**CHALLENGE:**
Answer with a single number: the count of lines that hold "From".

**INFORMATION SUPPLIED:**
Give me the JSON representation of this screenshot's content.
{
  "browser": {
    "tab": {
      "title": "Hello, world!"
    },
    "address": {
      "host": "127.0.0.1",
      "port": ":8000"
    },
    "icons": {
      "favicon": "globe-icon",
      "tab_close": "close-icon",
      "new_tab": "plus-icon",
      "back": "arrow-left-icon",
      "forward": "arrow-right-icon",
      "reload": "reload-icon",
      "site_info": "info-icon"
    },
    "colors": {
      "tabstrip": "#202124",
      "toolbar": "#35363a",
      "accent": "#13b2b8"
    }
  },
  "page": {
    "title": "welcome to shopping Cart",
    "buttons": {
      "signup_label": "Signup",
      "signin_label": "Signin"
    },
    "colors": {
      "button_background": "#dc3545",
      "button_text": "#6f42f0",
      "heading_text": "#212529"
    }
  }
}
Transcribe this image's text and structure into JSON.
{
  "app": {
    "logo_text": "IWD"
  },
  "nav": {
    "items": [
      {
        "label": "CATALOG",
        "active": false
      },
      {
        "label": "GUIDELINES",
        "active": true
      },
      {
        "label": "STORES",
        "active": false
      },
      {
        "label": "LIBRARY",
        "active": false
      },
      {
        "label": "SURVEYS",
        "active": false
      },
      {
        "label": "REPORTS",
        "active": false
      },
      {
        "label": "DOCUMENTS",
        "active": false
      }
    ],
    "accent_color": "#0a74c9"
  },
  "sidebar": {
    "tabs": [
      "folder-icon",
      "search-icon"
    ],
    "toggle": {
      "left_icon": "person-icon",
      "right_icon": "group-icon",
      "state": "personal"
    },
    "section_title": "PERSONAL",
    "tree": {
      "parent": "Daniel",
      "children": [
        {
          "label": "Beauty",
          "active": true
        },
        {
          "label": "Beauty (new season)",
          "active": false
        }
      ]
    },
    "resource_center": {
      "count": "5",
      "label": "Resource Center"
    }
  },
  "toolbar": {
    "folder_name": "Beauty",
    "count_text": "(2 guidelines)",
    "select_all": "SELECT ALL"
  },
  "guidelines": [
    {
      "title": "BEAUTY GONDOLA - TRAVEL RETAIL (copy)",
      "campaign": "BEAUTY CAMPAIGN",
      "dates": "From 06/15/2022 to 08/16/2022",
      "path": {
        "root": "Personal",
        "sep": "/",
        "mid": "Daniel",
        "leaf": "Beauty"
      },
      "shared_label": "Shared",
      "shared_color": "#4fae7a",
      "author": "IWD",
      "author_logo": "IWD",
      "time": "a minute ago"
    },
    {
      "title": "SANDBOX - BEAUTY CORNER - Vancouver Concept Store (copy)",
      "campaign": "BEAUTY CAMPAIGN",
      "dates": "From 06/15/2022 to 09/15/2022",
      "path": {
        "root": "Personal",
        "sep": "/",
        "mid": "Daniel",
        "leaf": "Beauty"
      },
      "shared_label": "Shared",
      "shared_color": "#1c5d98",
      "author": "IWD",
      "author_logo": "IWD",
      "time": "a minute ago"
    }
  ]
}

**RESPONSE:**
2